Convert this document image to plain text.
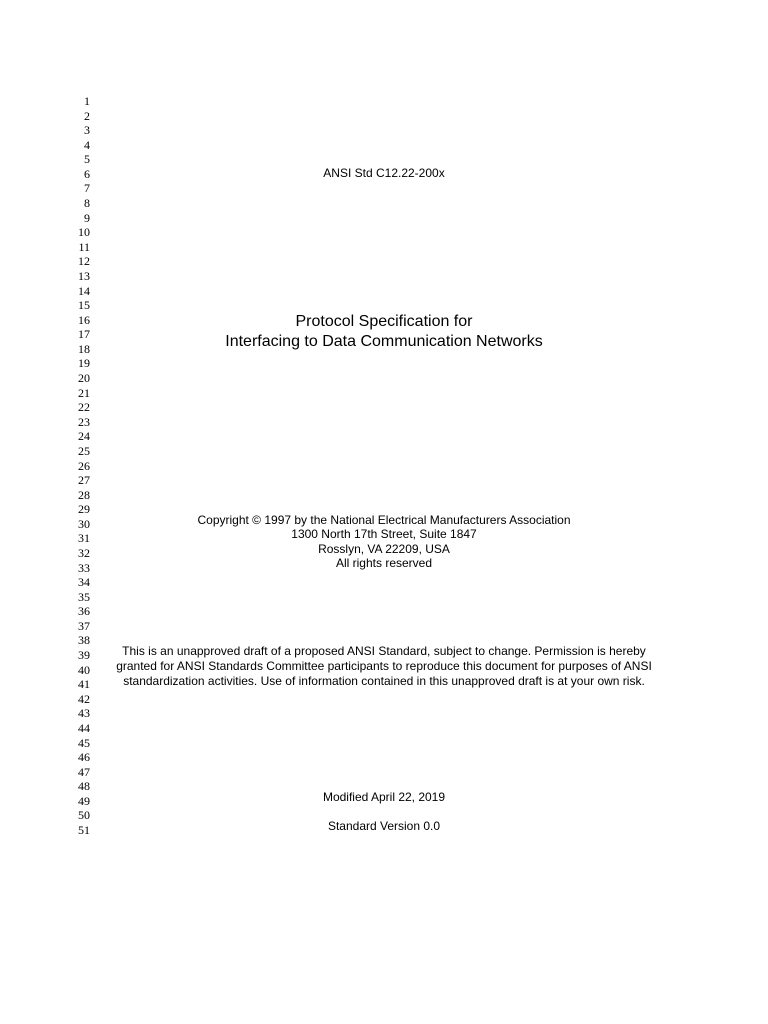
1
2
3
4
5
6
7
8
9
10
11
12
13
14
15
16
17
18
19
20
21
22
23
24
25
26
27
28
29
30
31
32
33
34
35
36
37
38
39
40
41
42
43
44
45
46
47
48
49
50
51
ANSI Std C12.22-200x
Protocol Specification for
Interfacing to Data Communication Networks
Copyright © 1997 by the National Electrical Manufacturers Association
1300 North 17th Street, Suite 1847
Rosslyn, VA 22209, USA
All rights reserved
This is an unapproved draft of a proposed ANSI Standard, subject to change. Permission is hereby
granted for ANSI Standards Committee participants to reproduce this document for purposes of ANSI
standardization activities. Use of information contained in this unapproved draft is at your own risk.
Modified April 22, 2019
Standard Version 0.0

--

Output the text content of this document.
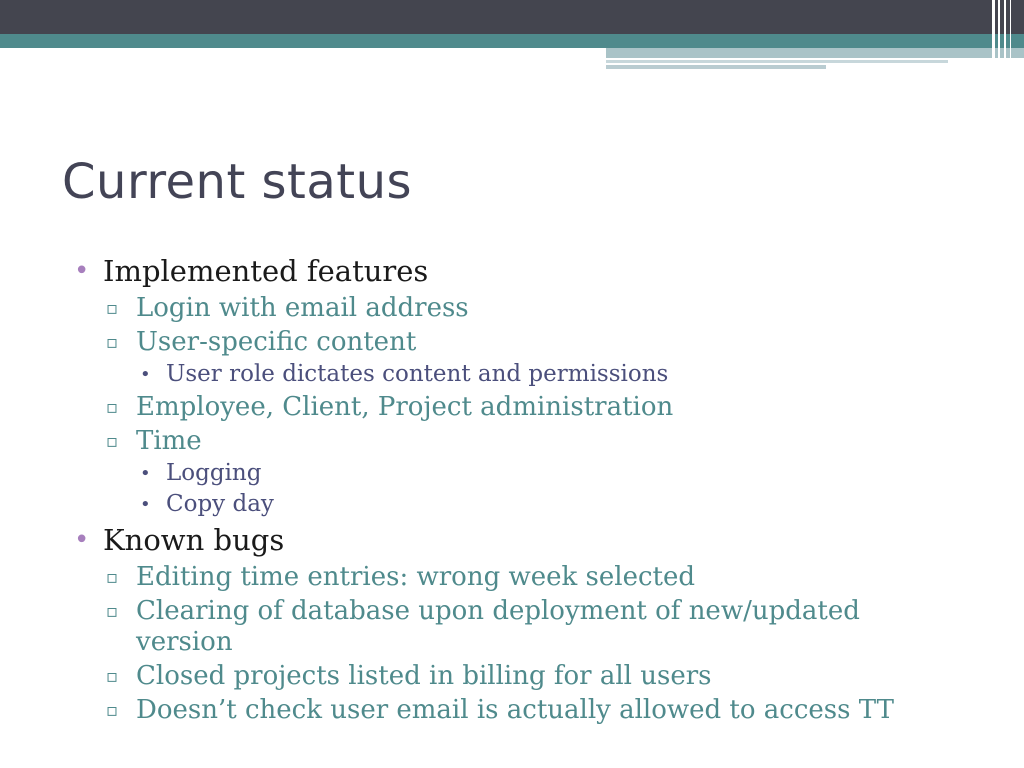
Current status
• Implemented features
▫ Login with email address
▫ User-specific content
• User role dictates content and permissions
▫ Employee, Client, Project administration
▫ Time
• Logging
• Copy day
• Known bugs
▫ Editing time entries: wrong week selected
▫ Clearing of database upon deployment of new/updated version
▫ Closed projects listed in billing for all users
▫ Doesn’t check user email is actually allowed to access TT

*What the exercise asks*
Go through the listing above and work out how many lines contain the string "document". Reply with the number alone.

*Result of this exercise*
3